Reliability & Resilience

Overview

StateGraph provides comprehensive reliability features:

🔄 Retry Policies - Automatic retry with exponential backoff
💾 Cache Policies - Avoid re-executing expensive operations
🛡️ Durability Modes - Control when state is persisted
🔁 Failure Recovery - Resume from the last successful checkpoint

Retry Policies

Retry policies handle transient failures automatically.

Basic Retry

import random
from typing_extensions import TypedDict
from upsonic.graphv2 import StateGraph, START, END, RetryPolicy

class FetchState(TypedDict):
    url: str
    data: str
    success: bool

def unstable_fetch(state: FetchState) -> dict:
    """Simulate an unstable API call that might fail."""
    # Simulate 30% failure rate
    if random.random() < 0.3:
        raise ConnectionError("Simulated network failure")
    
    return {"data": f"Data from {state['url']}", "success": True}

# Build the graph
builder = StateGraph(FetchState)

# Add node with retry policy
builder.add_node(
    "fetch_data",
    unstable_fetch,
    retry_policy=RetryPolicy(
        max_attempts=3,
        initial_interval=1.0,
        backoff_factor=2.0,
        max_interval=30.0,
        jitter=True
    )

━━━━━━━━

Rewrite the reliability and resilience page from "Reliability & Resilience" up to and including "transient failures automatically.", swapping "exponential backoff" for "fixed delay".

## Recorded information
━━━━━━━━

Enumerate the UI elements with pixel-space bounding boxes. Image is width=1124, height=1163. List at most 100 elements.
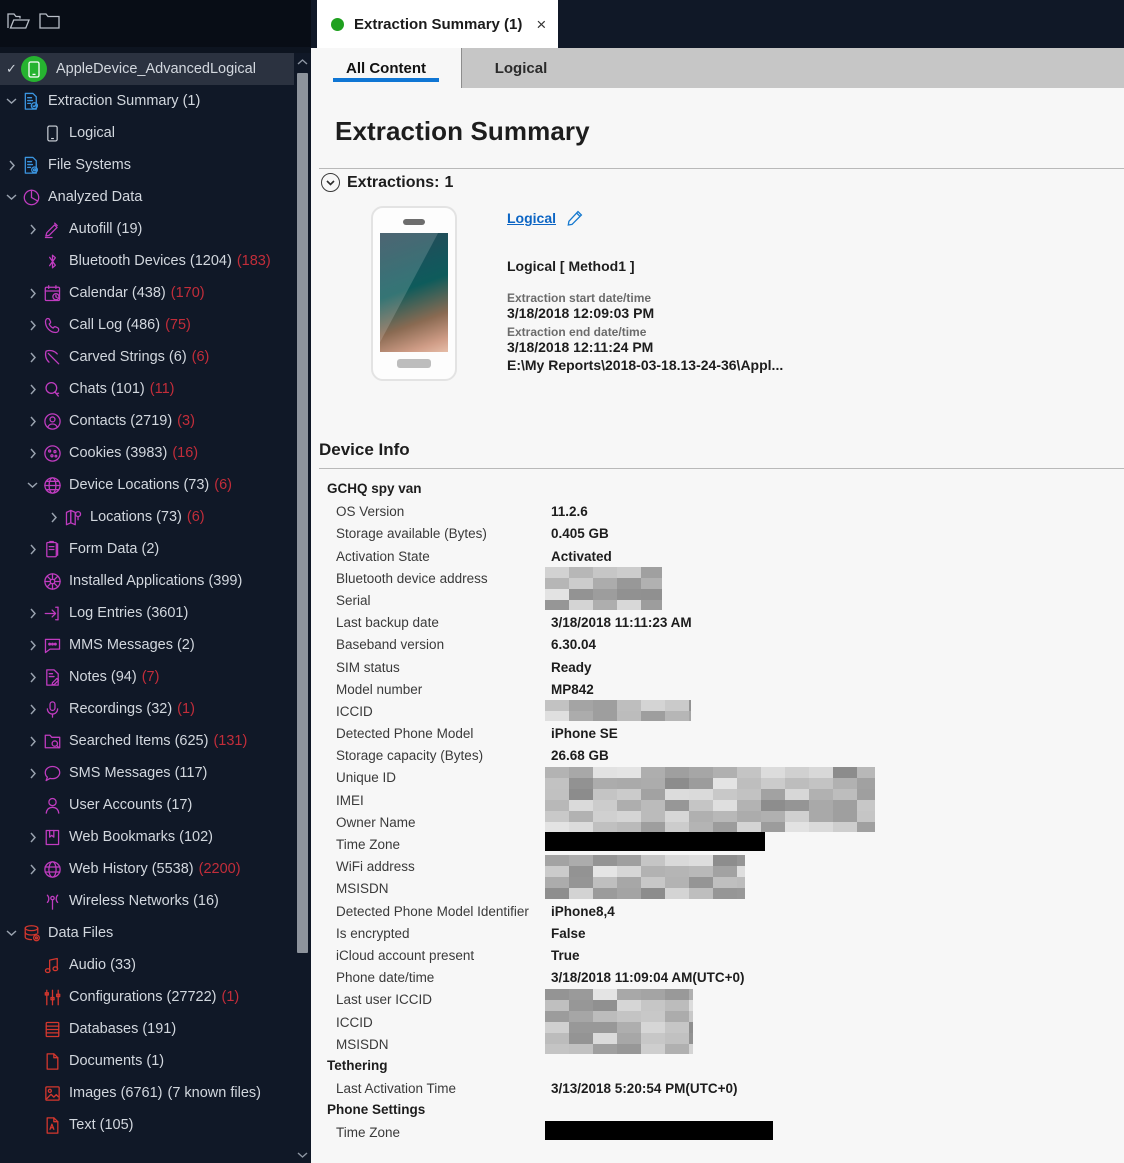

━━━━━━━━

## Task response
Reliability & Resilience

Overview

StateGraph provides comprehensive reliability features:

🔄 Retry Policies - Automatic retry with fixed delay
💾 Cache Policies - Avoid re-executing expensive operations
🛡️ Durability Modes - Control when state is persisted
🔁 Failure Recovery - Resume from the last successful checkpoint

Retry Policies

Retry policies handle transient failures automatically.